--- Start Provided records ---
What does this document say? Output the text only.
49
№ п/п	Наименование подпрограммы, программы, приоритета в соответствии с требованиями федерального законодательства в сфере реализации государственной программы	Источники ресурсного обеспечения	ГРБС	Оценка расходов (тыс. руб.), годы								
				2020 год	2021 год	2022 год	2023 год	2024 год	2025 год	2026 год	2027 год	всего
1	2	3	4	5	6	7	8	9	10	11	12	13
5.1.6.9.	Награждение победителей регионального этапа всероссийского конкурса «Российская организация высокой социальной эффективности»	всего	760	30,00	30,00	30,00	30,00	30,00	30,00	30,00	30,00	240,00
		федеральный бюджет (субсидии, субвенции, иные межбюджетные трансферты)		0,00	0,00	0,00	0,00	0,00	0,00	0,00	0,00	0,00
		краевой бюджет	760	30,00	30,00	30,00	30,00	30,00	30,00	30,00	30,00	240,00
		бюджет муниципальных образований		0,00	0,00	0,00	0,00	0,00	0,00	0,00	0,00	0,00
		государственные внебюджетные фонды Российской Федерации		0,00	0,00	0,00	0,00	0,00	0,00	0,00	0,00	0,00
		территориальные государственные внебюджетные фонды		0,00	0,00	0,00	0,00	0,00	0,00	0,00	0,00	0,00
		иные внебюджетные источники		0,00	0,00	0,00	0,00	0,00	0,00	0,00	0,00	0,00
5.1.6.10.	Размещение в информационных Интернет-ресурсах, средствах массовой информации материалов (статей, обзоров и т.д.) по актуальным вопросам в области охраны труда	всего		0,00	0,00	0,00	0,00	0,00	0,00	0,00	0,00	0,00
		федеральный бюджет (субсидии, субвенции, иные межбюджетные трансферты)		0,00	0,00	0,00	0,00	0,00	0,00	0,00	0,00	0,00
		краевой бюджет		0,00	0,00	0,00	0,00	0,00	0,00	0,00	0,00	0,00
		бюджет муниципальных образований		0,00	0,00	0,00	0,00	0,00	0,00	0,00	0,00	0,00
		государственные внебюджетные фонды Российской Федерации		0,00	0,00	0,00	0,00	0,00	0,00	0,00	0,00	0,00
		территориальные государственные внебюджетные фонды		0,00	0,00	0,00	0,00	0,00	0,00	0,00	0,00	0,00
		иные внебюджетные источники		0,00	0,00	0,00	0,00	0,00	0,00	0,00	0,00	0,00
--- End Provided records ---
* Stated task
Write out all of the records once more, exactly.

* Output of the exercise
What does this document say? Output the text only.
49
№ п/п	Наименование подпрограммы, программы, приоритета в соответствии с требованиями федерального законодательства в сфере реализации государственной программы	Источники ресурсного обеспечения	ГРБС	Оценка расходов (тыс. руб.), годы								
				2020 год	2021 год	2022 год	2023 год	2024 год	2025 год	2026 год	2027 год	всего
1	2	3	4	5	6	7	8	9	10	11	12	13
5.1.6.9.	Награждение победителей регионального этапа всероссийского конкурса «Российская организация высокой социальной эффективности»	всего	760	30,00	30,00	30,00	30,00	30,00	30,00	30,00	30,00	240,00
		федеральный бюджет (субсидии, субвенции, иные межбюджетные трансферты)		0,00	0,00	0,00	0,00	0,00	0,00	0,00	0,00	0,00
		краевой бюджет	760	30,00	30,00	30,00	30,00	30,00	30,00	30,00	30,00	240,00
		бюджет муниципальных образований		0,00	0,00	0,00	0,00	0,00	0,00	0,00	0,00	0,00
		государственные внебюджетные фонды Российской Федерации		0,00	0,00	0,00	0,00	0,00	0,00	0,00	0,00	0,00
		территориальные государственные внебюджетные фонды		0,00	0,00	0,00	0,00	0,00	0,00	0,00	0,00	0,00
		иные внебюджетные источники		0,00	0,00	0,00	0,00	0,00	0,00	0,00	0,00	0,00
5.1.6.10.	Размещение в информационных Интернет-ресурсах, средствах массовой информации материалов (статей, обзоров и т.д.) по актуальным вопросам в области охраны труда	всего		0,00	0,00	0,00	0,00	0,00	0,00	0,00	0,00	0,00
		федеральный бюджет (субсидии, субвенции, иные межбюджетные трансферты)		0,00	0,00	0,00	0,00	0,00	0,00	0,00	0,00	0,00
		краевой бюджет		0,00	0,00	0,00	0,00	0,00	0,00	0,00	0,00	0,00
		бюджет муниципальных образований		0,00	0,00	0,00	0,00	0,00	0,00	0,00	0,00	0,00
		государственные внебюджетные фонды Российской Федерации		0,00	0,00	0,00	0,00	0,00	0,00	0,00	0,00	0,00
		территориальные государственные внебюджетные фонды		0,00	0,00	0,00	0,00	0,00	0,00	0,00	0,00	0,00
		иные внебюджетные источники		0,00	0,00	0,00	0,00	0,00	0,00	0,00	0,00	0,00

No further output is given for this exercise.